===== RECORDS SUPPLIED =====

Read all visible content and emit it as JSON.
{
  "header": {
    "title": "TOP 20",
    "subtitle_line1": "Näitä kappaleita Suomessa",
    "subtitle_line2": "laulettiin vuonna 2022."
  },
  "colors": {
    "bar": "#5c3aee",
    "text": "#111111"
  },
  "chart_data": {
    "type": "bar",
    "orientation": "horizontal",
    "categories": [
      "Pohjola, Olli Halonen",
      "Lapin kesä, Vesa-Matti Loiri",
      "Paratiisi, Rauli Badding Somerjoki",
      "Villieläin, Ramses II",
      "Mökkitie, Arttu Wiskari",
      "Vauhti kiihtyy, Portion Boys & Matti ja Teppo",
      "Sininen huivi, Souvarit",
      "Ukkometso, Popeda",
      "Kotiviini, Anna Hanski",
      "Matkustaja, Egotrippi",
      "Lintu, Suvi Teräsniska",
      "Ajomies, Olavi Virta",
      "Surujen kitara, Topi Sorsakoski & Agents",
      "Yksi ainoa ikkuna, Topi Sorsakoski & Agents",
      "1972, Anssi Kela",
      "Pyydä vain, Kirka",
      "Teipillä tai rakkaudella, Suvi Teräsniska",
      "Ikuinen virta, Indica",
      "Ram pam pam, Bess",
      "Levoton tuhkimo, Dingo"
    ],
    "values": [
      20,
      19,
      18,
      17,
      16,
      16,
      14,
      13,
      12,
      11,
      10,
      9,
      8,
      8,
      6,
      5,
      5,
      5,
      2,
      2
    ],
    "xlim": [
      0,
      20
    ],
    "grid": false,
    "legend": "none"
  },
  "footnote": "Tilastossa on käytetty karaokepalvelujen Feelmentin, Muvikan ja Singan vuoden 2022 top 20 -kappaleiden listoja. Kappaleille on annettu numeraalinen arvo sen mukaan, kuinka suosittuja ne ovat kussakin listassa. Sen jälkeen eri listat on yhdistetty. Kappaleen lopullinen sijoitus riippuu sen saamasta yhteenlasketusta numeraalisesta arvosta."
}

=====

Repeat the data verbatim.

# [OUTPUT]
Read all visible content and emit it as JSON.
{
  "header": {
    "title": "TOP 20",
    "subtitle_line1": "Näitä kappaleita Suomessa",
    "subtitle_line2": "laulettiin vuonna 2022."
  },
  "colors": {
    "bar": "#5c3aee",
    "text": "#111111"
  },
  "chart_data": {
    "type": "bar",
    "orientation": "horizontal",
    "categories": [
      "Pohjola, Olli Halonen",
      "Lapin kesä, Vesa-Matti Loiri",
      "Paratiisi, Rauli Badding Somerjoki",
      "Villieläin, Ramses II",
      "Mökkitie, Arttu Wiskari",
      "Vauhti kiihtyy, Portion Boys & Matti ja Teppo",
      "Sininen huivi, Souvarit",
      "Ukkometso, Popeda",
      "Kotiviini, Anna Hanski",
      "Matkustaja, Egotrippi",
      "Lintu, Suvi Teräsniska",
      "Ajomies, Olavi Virta",
      "Surujen kitara, Topi Sorsakoski & Agents",
      "Yksi ainoa ikkuna, Topi Sorsakoski & Agents",
      "1972, Anssi Kela",
      "Pyydä vain, Kirka",
      "Teipillä tai rakkaudella, Suvi Teräsniska",
      "Ikuinen virta, Indica",
      "Ram pam pam, Bess",
      "Levoton tuhkimo, Dingo"
    ],
    "values": [
      20,
      19,
      18,
      17,
      16,
      16,
      14,
      13,
      12,
      11,
      10,
      9,
      8,
      8,
      6,
      5,
      5,
      5,
      2,
      2
    ],
    "xlim": [
      0,
      20
    ],
    "grid": false,
    "legend": "none"
  },
  "footnote": "Tilastossa on käytetty karaokepalvelujen Feelmentin, Muvikan ja Singan vuoden 2022 top 20 -kappaleiden listoja. Kappaleille on annettu numeraalinen arvo sen mukaan, kuinka suosittuja ne ovat kussakin listassa. Sen jälkeen eri listat on yhdistetty. Kappaleen lopullinen sijoitus riippuu sen saamasta yhteenlasketusta numeraalisesta arvosta."
}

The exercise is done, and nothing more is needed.